Instruction ::
Can the data below be set down again exactly, line for line?

Record set ::
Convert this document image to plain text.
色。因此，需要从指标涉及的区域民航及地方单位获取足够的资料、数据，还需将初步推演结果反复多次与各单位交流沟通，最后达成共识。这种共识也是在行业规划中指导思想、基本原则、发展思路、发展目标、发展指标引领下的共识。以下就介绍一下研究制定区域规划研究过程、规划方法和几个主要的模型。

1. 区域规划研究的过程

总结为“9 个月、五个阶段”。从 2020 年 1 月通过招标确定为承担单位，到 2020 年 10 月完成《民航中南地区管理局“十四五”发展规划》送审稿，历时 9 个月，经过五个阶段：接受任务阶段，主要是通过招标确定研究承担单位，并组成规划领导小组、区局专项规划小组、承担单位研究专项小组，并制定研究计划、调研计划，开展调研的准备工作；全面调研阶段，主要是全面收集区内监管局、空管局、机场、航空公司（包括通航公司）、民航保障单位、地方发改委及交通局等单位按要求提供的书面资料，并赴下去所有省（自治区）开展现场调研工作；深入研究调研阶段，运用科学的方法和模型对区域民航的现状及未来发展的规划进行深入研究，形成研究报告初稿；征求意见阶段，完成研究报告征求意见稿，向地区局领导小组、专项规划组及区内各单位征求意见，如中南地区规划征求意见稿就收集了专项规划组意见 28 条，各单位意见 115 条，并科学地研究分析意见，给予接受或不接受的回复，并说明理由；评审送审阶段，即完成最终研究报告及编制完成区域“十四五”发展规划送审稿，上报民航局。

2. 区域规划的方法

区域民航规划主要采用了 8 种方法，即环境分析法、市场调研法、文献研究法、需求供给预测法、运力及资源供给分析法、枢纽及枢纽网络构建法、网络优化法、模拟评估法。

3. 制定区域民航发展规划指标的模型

Answer to the task ::
Convert this document image to plain text.
色。因此，需要从指标涉及的区域民航及地方单位获取足够的资料、数据，还需将初步推演结果反复多次与各单位交流沟通，最后达成共识。这种共识也是在行业规划中指导思想、基本原则、发展思路、发展目标、发展指标引领下的共识。以下就介绍一下研究制定区域规划研究过程、规划方法和几个主要的模型。

1. 区域规划研究的过程

总结为“9 个月、五个阶段”。从 2020 年 1 月通过招标确定为承担单位，到 2020 年 10 月完成《民航中南地区管理局“十四五”发展规划》送审稿，历时 9 个月，经过五个阶段：接受任务阶段，主要是通过招标确定研究承担单位，并组成规划领导小组、区局专项规划小组、承担单位研究专项小组，并制定研究计划、调研计划，开展调研的准备工作；全面调研阶段，主要是全面收集区内监管局、空管局、机场、航空公司（包括通航公司）、民航保障单位、地方发改委及交通局等单位按要求提供的书面资料，并赴下去所有省（自治区）开展现场调研工作；深入研究调研阶段，运用科学的方法和模型对区域民航的现状及未来发展的规划进行深入研究，形成研究报告初稿；征求意见阶段，完成研究报告征求意见稿，向地区局领导小组、专项规划组及区内各单位征求意见，如中南地区规划征求意见稿就收集了专项规划组意见 28 条，各单位意见 115 条，并科学地研究分析意见，给予接受或不接受的回复，并说明理由；评审送审阶段，即完成最终研究报告及编制完成区域“十四五”发展规划送审稿，上报民航局。

2. 区域规划的方法

区域民航规划主要采用了 8 种方法，即环境分析法、市场调研法、文献研究法、需求供给预测法、运力及资源供给分析法、枢纽及枢纽网络构建法、网络优化法、模拟评估法。

3. 制定区域民航发展规划指标的模型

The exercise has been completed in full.